- **SET EXERCISE**: Print every entry, word for word, and skip the images.

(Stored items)
════════

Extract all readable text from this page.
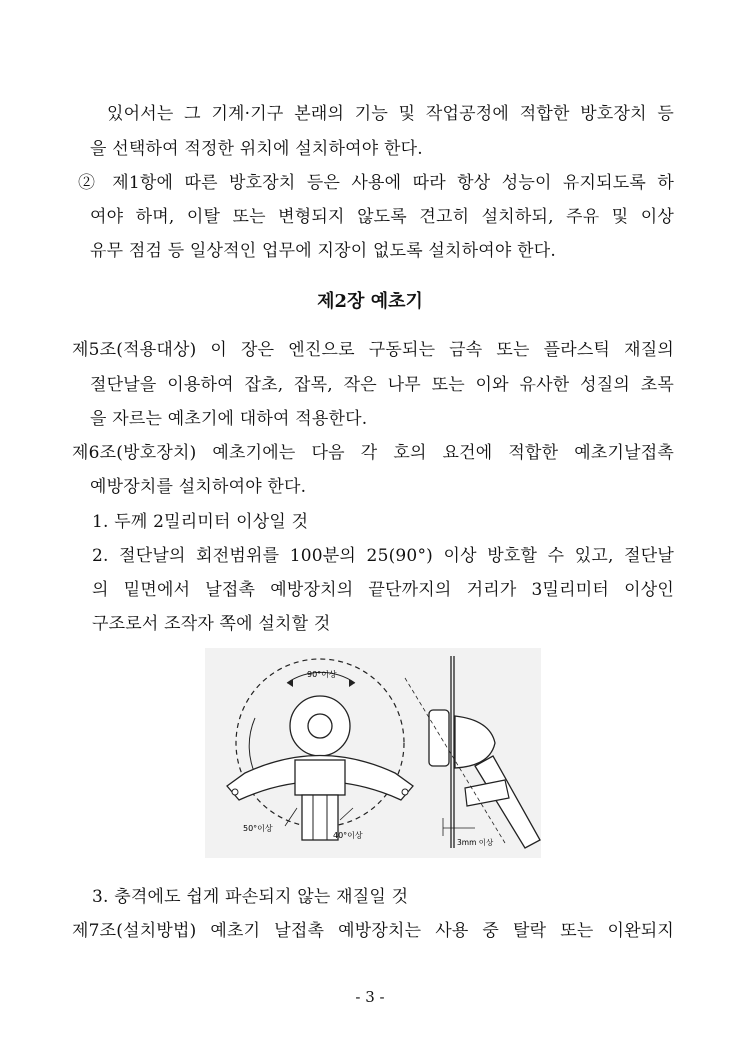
있어서는 그 기계·기구 본래의 기능 및 작업공정에 적합한 방호장치 등
을 선택하여 적정한 위치에 설치하여야 한다.
② 제1항에 따른 방호장치 등은 사용에 따라 항상 성능이 유지되도록 하
여야 하며, 이탈 또는 변형되지 않도록 견고히 설치하되, 주유 및 이상
유무 점검 등 일상적인 업무에 지장이 없도록 설치하여야 한다.
제2장 예초기
제5조(적용대상) 이 장은 엔진으로 구동되는 금속 또는 플라스틱 재질의
절단날을 이용하여 잡초, 잡목, 작은 나무 또는 이와 유사한 성질의 초목
을 자르는 예초기에 대하여 적용한다.
제6조(방호장치) 예초기에는 다음 각 호의 요건에 적합한 예초기날접촉
예방장치를 설치하여야 한다.
1. 두께 2밀리미터 이상일 것
2. 절단날의 회전범위를 100분의 25(90°) 이상 방호할 수 있고, 절단날
의 밑면에서 날접촉 예방장치의 끝단까지의 거리가 3밀리미터 이상인
구조로서 조작자 쪽에 설치할 것
90°이상
50°이상
40°이상
3mm 이상
3. 충격에도 쉽게 파손되지 않는 재질일 것
제7조(설치방법) 예초기 날접촉 예방장치는 사용 중 탈락 또는 이완되지
- 3 -
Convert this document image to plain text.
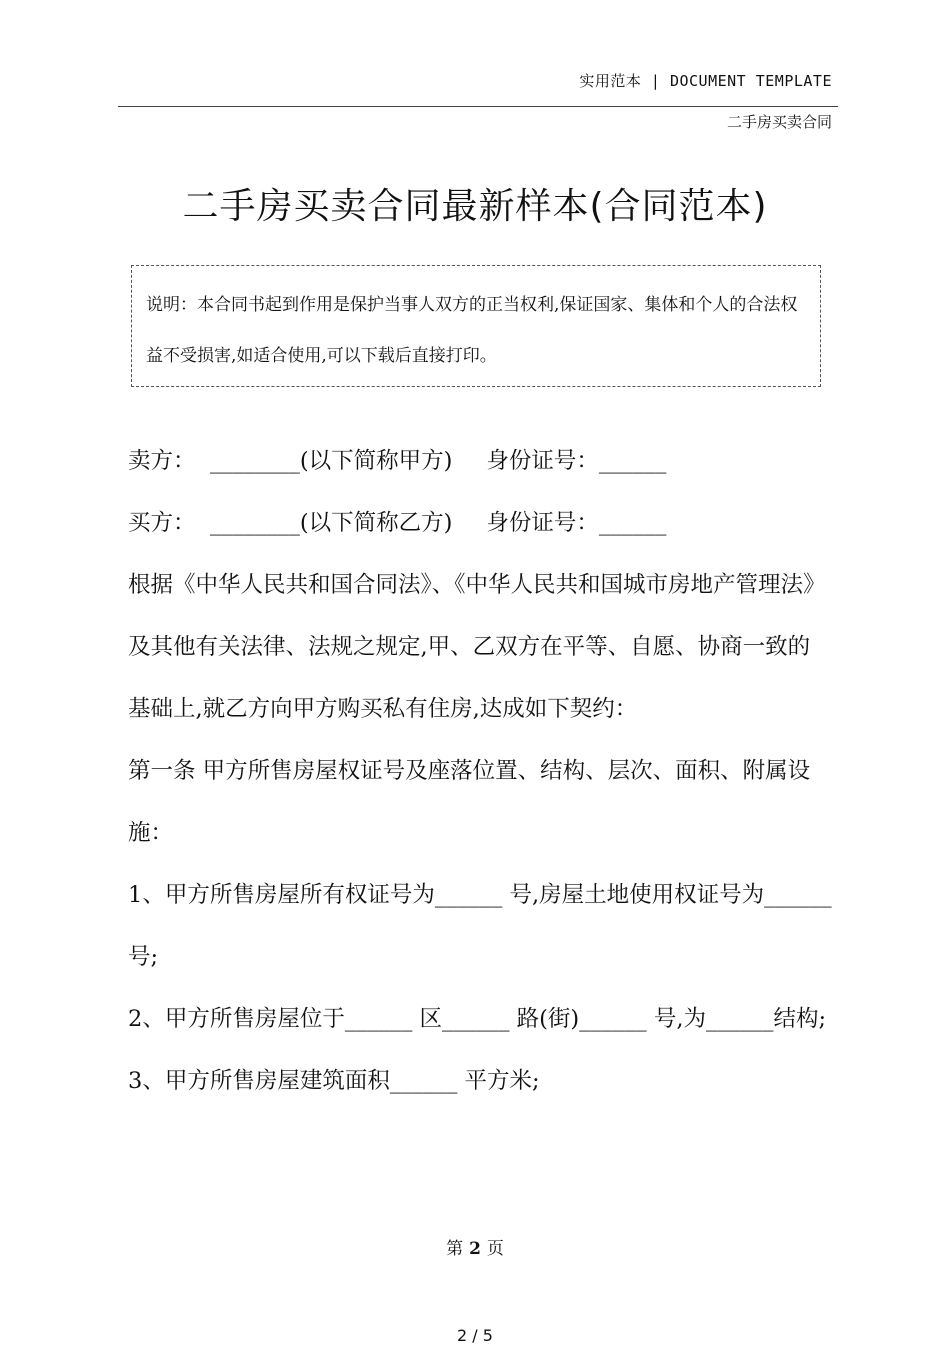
实用范本 | DOCUMENT TEMPLATE
二手房买卖合同
二手房买卖合同最新样本(合同范本)
说明：本合同书起到作用是保护当事人双方的正当权利,保证国家、集体和个人的合法权益不受损害,如适合使用,可以下载后直接打印。

卖方： ________(以下简称甲方) 身份证号：______

买方： ________(以下简称乙方) 身份证号：______

根据《中华人民共和国合同法》、《中华人民共和国城市房地产管理法》及其他有关法律、法规之规定,甲、乙双方在平等、自愿、协商一致的基础上,就乙方向甲方购买私有住房,达成如下契约：

第一条 甲方所售房屋权证号及座落位置、结构、层次、面积、附属设施：

1、甲方所售房屋所有权证号为______ 号,房屋土地使用权证号为______ 号;

2、甲方所售房屋位于______ 区______ 路(街)______ 号,为______结构;

3、甲方所售房屋建筑面积______ 平方米;

第 2 页
2 / 5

════════

- **EXERCISE ANSWER**:
Extract all readable text from this page.
있어서는 그 기계·기구 본래의 기능 및 작업공정에 적합한 방호장치 등
을 선택하여 적정한 위치에 설치하여야 한다.
② 제1항에 따른 방호장치 등은 사용에 따라 항상 성능이 유지되도록 하
여야 하며, 이탈 또는 변형되지 않도록 견고히 설치하되, 주유 및 이상
유무 점검 등 일상적인 업무에 지장이 없도록 설치하여야 한다.
제2장 예초기
제5조(적용대상) 이 장은 엔진으로 구동되는 금속 또는 플라스틱 재질의
절단날을 이용하여 잡초, 잡목, 작은 나무 또는 이와 유사한 성질의 초목
을 자르는 예초기에 대하여 적용한다.
제6조(방호장치) 예초기에는 다음 각 호의 요건에 적합한 예초기날접촉
예방장치를 설치하여야 한다.
1. 두께 2밀리미터 이상일 것
2. 절단날의 회전범위를 100분의 25(90°) 이상 방호할 수 있고, 절단날
의 밑면에서 날접촉 예방장치의 끝단까지의 거리가 3밀리미터 이상인
구조로서 조작자 쪽에 설치할 것
90°이상
50°이상
40°이상
3mm 이상
3. 충격에도 쉽게 파손되지 않는 재질일 것
제7조(설치방법) 예초기 날접촉 예방장치는 사용 중 탈락 또는 이완되지
- 3 -
Convert this document image to plain text.
实用范本 | DOCUMENT TEMPLATE
二手房买卖合同
二手房买卖合同最新样本(合同范本)
说明：本合同书起到作用是保护当事人双方的正当权利,保证国家、集体和个人的合法权益不受损害,如适合使用,可以下载后直接打印。

卖方： ________(以下简称甲方) 身份证号：______

买方： ________(以下简称乙方) 身份证号：______

根据《中华人民共和国合同法》、《中华人民共和国城市房地产管理法》及其他有关法律、法规之规定,甲、乙双方在平等、自愿、协商一致的基础上,就乙方向甲方购买私有住房,达成如下契约：

第一条 甲方所售房屋权证号及座落位置、结构、层次、面积、附属设施：

1、甲方所售房屋所有权证号为______ 号,房屋土地使用权证号为______ 号;

2、甲方所售房屋位于______ 区______ 路(街)______ 号,为______结构;

3、甲方所售房屋建筑面积______ 平方米;

第 2 页
2 / 5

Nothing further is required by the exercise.